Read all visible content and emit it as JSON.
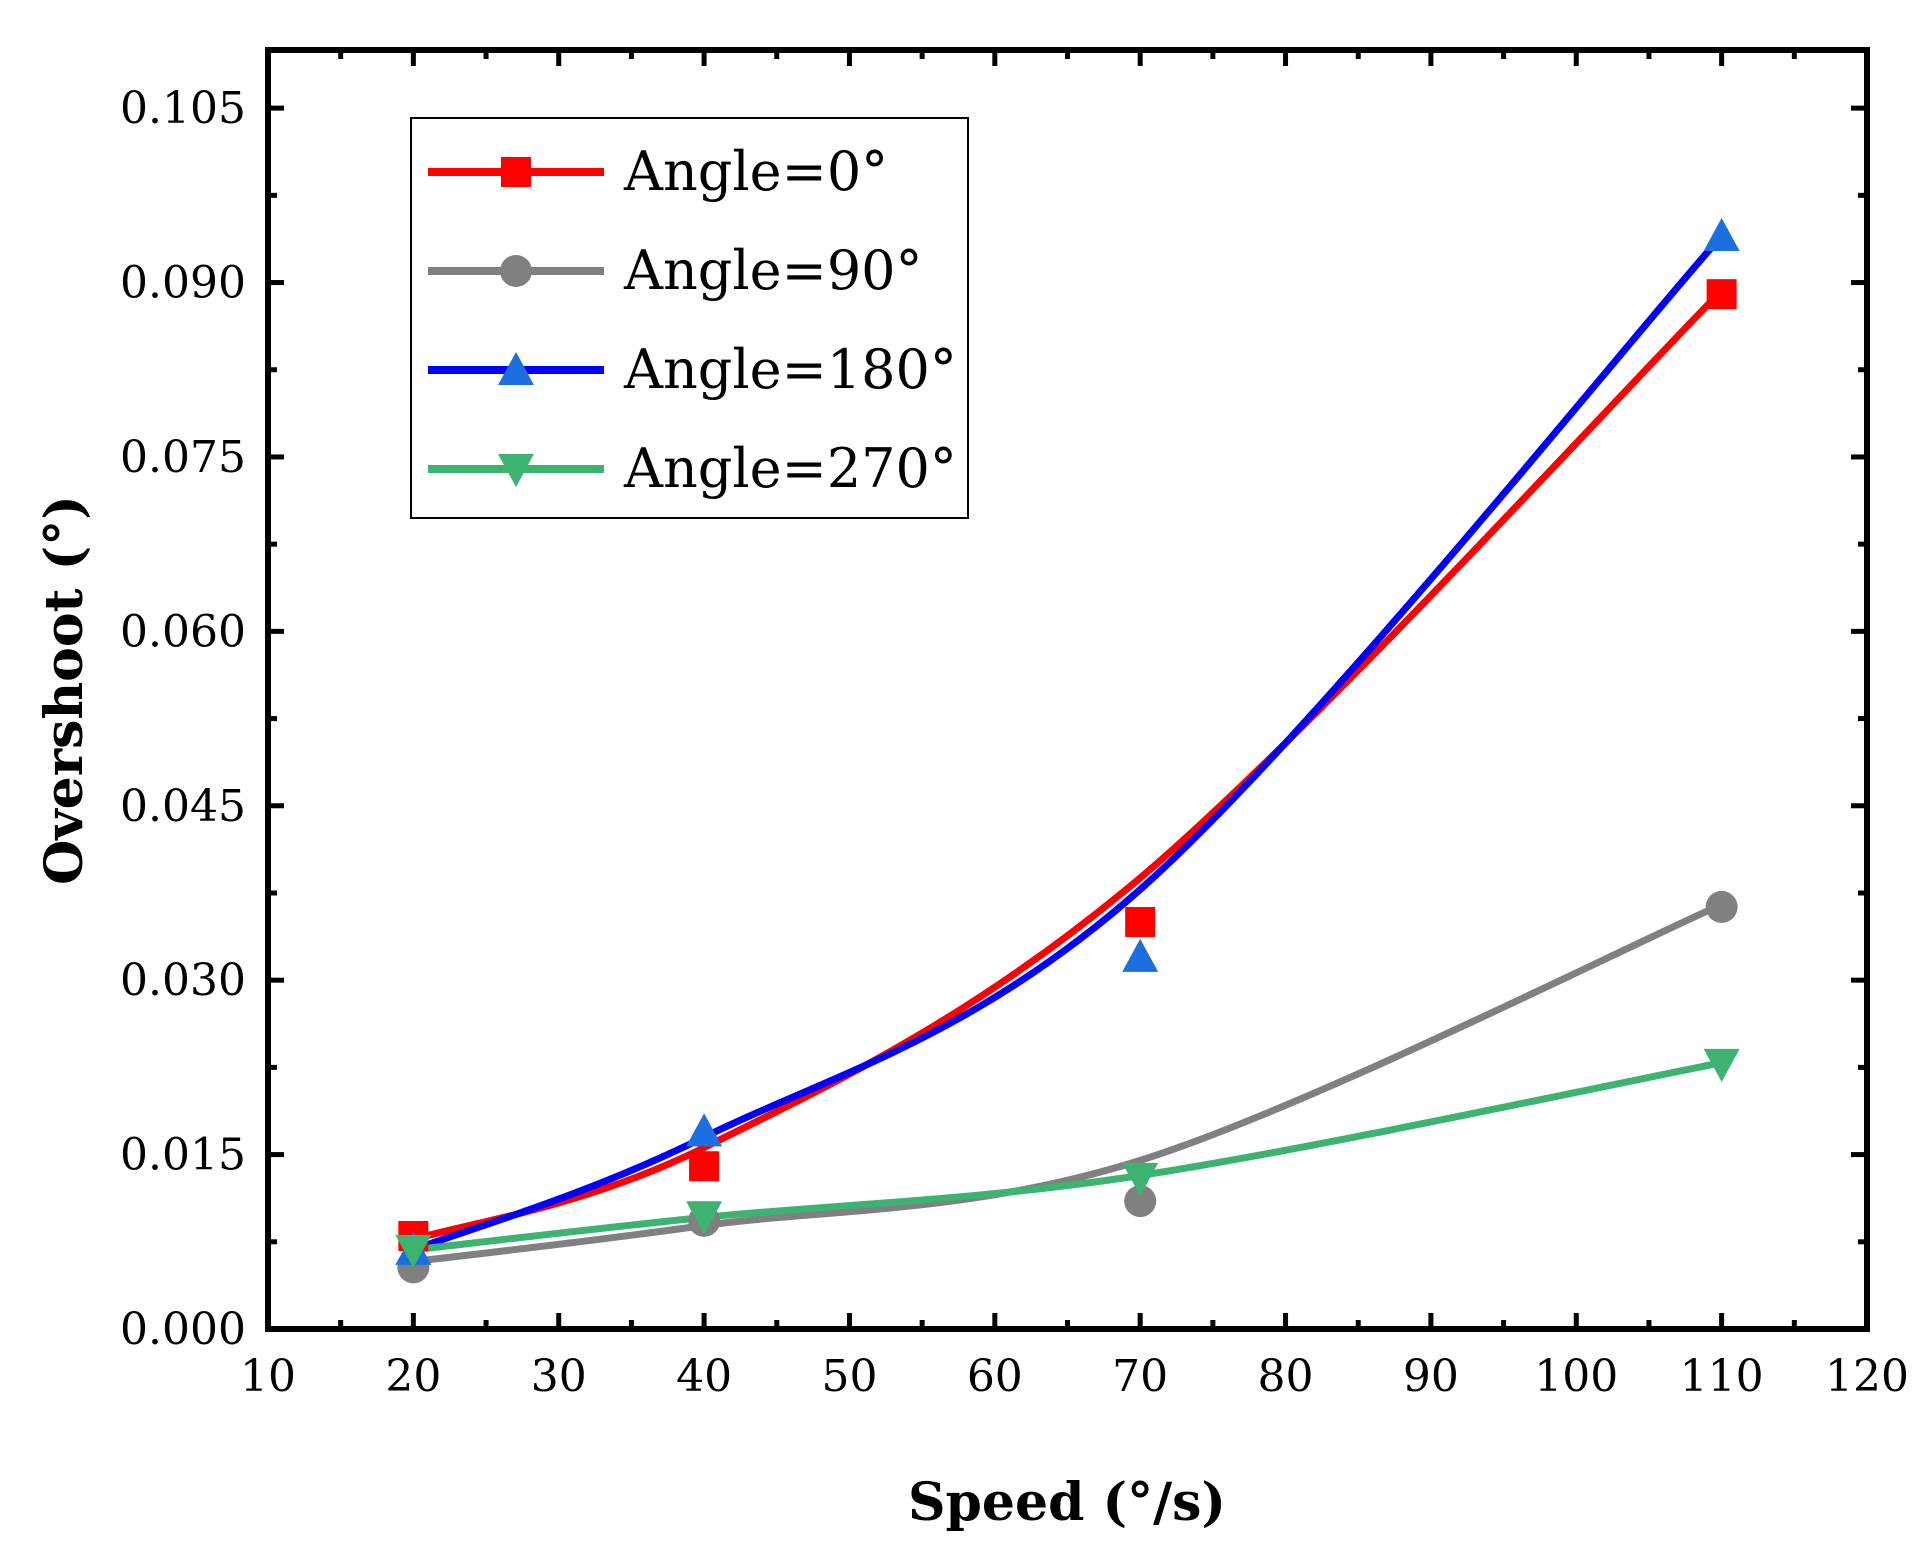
{
  "chart_data": {
    "type": "scatter",
    "title": "",
    "xlabel": "Speed (°/s)",
    "ylabel": "Overshoot (°)",
    "xlim": [
      10,
      120
    ],
    "ylim": [
      0,
      0.11
    ],
    "x_ticks": [
      10,
      20,
      30,
      40,
      50,
      60,
      70,
      80,
      90,
      100,
      110,
      120
    ],
    "x_tick_labels": [
      "10",
      "20",
      "30",
      "40",
      "50",
      "60",
      "70",
      "80",
      "90",
      "100",
      "110",
      "120"
    ],
    "y_ticks": [
      0,
      0.015,
      0.03,
      0.045,
      0.06,
      0.075,
      0.09,
      0.105
    ],
    "y_tick_labels": [
      "0.000",
      "0.015",
      "0.030",
      "0.045",
      "0.060",
      "0.075",
      "0.090",
      "0.105"
    ],
    "legend_position": "top-left",
    "grid": false,
    "x": [
      20,
      40,
      70,
      110
    ],
    "series": [
      {
        "name": "Angle=0°",
        "color": "#ff0000",
        "marker_color": "#ff0000",
        "marker": "square",
        "values": [
          0.008,
          0.014,
          0.035,
          0.089
        ],
        "fit_x": [
          20,
          40,
          70,
          110
        ],
        "fit_y": [
          0.0077,
          0.0156,
          0.0388,
          0.0893
        ]
      },
      {
        "name": "Angle=90°",
        "color": "#808080",
        "marker_color": "#808080",
        "marker": "circle",
        "values": [
          0.0053,
          0.0093,
          0.011,
          0.0363
        ],
        "fit_x": [
          20,
          40,
          70,
          110
        ],
        "fit_y": [
          0.0058,
          0.0089,
          0.0145,
          0.0365
        ]
      },
      {
        "name": "Angle=180°",
        "color": "#0000ff",
        "marker_color": "#1c6fe0",
        "marker": "triangle-up",
        "values": [
          0.0068,
          0.017,
          0.032,
          0.094
        ],
        "fit_x": [
          20,
          40,
          70,
          110
        ],
        "fit_y": [
          0.0068,
          0.0165,
          0.0378,
          0.094
        ]
      },
      {
        "name": "Angle=270°",
        "color": "#3cb371",
        "marker_color": "#3cb371",
        "marker": "triangle-down",
        "values": [
          0.0068,
          0.0097,
          0.013,
          0.0228
        ],
        "fit_x": [
          20,
          40,
          70,
          110
        ],
        "fit_y": [
          0.0068,
          0.0096,
          0.0132,
          0.0229
        ]
      }
    ]
  }
}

+++

Description of the task: Leaving aside the images, write out the entries above word for word.

Response:
Read all visible content and emit it as JSON.
{
  "chart_data": {
    "type": "scatter",
    "title": "",
    "xlabel": "Speed (°/s)",
    "ylabel": "Overshoot (°)",
    "xlim": [
      10,
      120
    ],
    "ylim": [
      0,
      0.11
    ],
    "x_ticks": [
      10,
      20,
      30,
      40,
      50,
      60,
      70,
      80,
      90,
      100,
      110,
      120
    ],
    "x_tick_labels": [
      "10",
      "20",
      "30",
      "40",
      "50",
      "60",
      "70",
      "80",
      "90",
      "100",
      "110",
      "120"
    ],
    "y_ticks": [
      0,
      0.015,
      0.03,
      0.045,
      0.06,
      0.075,
      0.09,
      0.105
    ],
    "y_tick_labels": [
      "0.000",
      "0.015",
      "0.030",
      "0.045",
      "0.060",
      "0.075",
      "0.090",
      "0.105"
    ],
    "legend_position": "top-left",
    "grid": false,
    "x": [
      20,
      40,
      70,
      110
    ],
    "series": [
      {
        "name": "Angle=0°",
        "color": "#ff0000",
        "marker_color": "#ff0000",
        "marker": "square",
        "values": [
          0.008,
          0.014,
          0.035,
          0.089
        ],
        "fit_x": [
          20,
          40,
          70,
          110
        ],
        "fit_y": [
          0.0077,
          0.0156,
          0.0388,
          0.0893
        ]
      },
      {
        "name": "Angle=90°",
        "color": "#808080",
        "marker_color": "#808080",
        "marker": "circle",
        "values": [
          0.0053,
          0.0093,
          0.011,
          0.0363
        ],
        "fit_x": [
          20,
          40,
          70,
          110
        ],
        "fit_y": [
          0.0058,
          0.0089,
          0.0145,
          0.0365
        ]
      },
      {
        "name": "Angle=180°",
        "color": "#0000ff",
        "marker_color": "#1c6fe0",
        "marker": "triangle-up",
        "values": [
          0.0068,
          0.017,
          0.032,
          0.094
        ],
        "fit_x": [
          20,
          40,
          70,
          110
        ],
        "fit_y": [
          0.0068,
          0.0165,
          0.0378,
          0.094
        ]
      },
      {
        "name": "Angle=270°",
        "color": "#3cb371",
        "marker_color": "#3cb371",
        "marker": "triangle-down",
        "values": [
          0.0068,
          0.0097,
          0.013,
          0.0228
        ],
        "fit_x": [
          20,
          40,
          70,
          110
        ],
        "fit_y": [
          0.0068,
          0.0096,
          0.0132,
          0.0229
        ]
      }
    ]
  }
}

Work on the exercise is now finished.